# What the task asks
Pick out each line of the records that includes the string "水土流失严重", and copy it.

Stored dataset items
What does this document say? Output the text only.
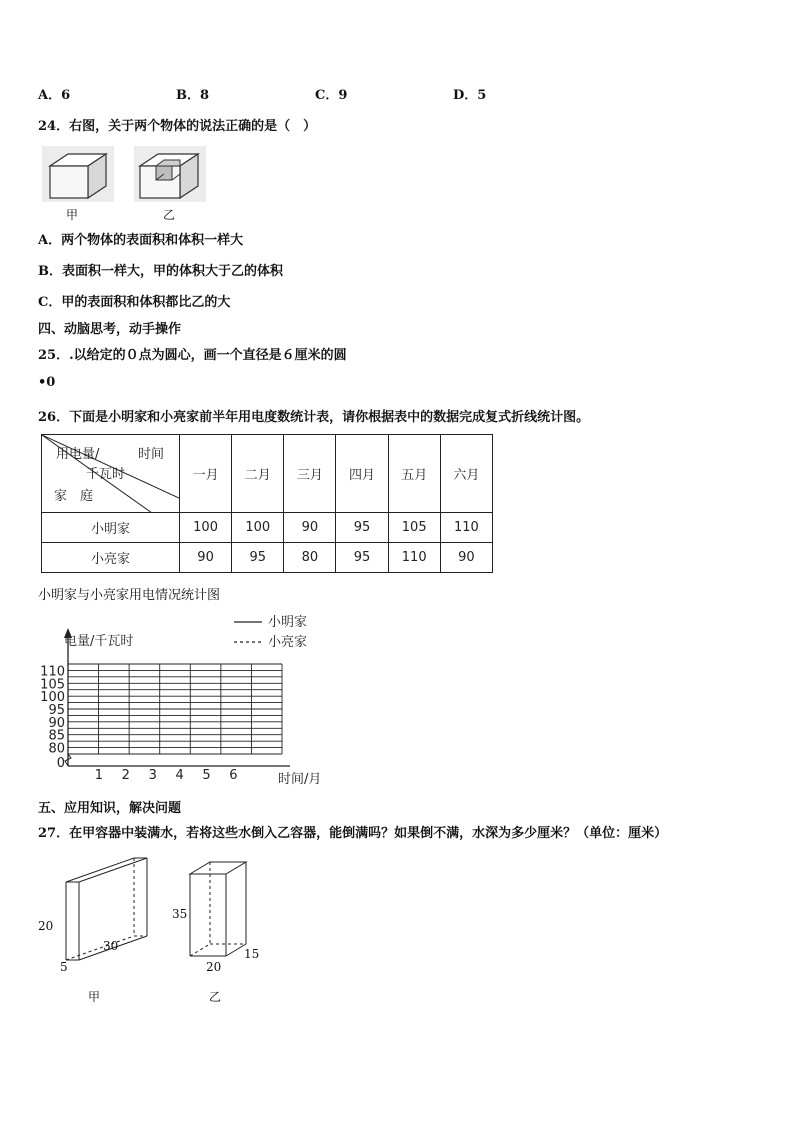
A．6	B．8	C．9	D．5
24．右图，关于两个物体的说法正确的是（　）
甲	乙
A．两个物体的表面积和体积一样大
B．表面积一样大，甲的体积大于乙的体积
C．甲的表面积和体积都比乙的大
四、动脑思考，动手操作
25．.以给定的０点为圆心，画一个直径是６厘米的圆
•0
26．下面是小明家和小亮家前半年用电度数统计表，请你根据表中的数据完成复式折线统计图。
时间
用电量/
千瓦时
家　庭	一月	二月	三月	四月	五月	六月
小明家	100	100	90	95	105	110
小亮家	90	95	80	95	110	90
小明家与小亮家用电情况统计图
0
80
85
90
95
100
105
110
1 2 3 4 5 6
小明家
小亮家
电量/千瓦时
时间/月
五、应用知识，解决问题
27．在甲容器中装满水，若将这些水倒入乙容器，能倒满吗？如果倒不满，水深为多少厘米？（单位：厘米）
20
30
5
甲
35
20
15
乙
==
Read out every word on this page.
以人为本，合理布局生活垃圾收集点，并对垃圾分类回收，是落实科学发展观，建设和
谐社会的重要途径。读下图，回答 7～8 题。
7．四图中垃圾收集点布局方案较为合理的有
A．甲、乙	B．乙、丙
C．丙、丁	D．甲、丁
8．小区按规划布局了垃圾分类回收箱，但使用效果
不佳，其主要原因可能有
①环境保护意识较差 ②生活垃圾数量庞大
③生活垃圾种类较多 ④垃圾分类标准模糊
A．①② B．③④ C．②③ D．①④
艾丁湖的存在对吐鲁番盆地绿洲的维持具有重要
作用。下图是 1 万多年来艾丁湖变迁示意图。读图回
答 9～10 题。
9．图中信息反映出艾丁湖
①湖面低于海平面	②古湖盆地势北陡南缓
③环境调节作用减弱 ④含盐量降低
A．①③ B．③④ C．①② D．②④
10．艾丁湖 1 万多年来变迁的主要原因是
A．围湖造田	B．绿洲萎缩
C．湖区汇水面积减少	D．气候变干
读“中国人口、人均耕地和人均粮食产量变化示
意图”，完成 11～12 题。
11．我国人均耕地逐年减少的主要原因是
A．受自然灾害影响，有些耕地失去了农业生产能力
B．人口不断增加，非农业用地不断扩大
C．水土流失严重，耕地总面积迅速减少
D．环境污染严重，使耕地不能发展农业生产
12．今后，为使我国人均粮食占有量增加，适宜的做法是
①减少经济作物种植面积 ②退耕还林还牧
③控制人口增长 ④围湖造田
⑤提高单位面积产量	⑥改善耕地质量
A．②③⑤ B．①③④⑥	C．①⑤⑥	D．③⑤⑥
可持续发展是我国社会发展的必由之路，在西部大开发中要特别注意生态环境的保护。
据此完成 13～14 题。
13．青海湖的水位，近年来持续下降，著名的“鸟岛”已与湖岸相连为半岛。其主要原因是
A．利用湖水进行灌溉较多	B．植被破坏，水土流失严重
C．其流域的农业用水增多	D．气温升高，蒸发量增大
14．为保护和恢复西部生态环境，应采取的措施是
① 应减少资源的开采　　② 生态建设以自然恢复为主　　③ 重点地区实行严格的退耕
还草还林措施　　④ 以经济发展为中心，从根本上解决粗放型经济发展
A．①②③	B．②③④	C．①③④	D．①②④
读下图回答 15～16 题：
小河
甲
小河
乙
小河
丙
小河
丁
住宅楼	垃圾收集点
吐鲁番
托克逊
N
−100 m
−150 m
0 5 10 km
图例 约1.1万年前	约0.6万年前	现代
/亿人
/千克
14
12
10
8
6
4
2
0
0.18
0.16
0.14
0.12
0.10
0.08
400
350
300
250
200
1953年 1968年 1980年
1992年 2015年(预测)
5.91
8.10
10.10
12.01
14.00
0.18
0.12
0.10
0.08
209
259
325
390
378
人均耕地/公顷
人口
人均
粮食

# Finished exercise
C．水土流失严重，耕地总面积迅速减少
A．利用湖水进行灌溉较多	B．植被破坏，水土流失严重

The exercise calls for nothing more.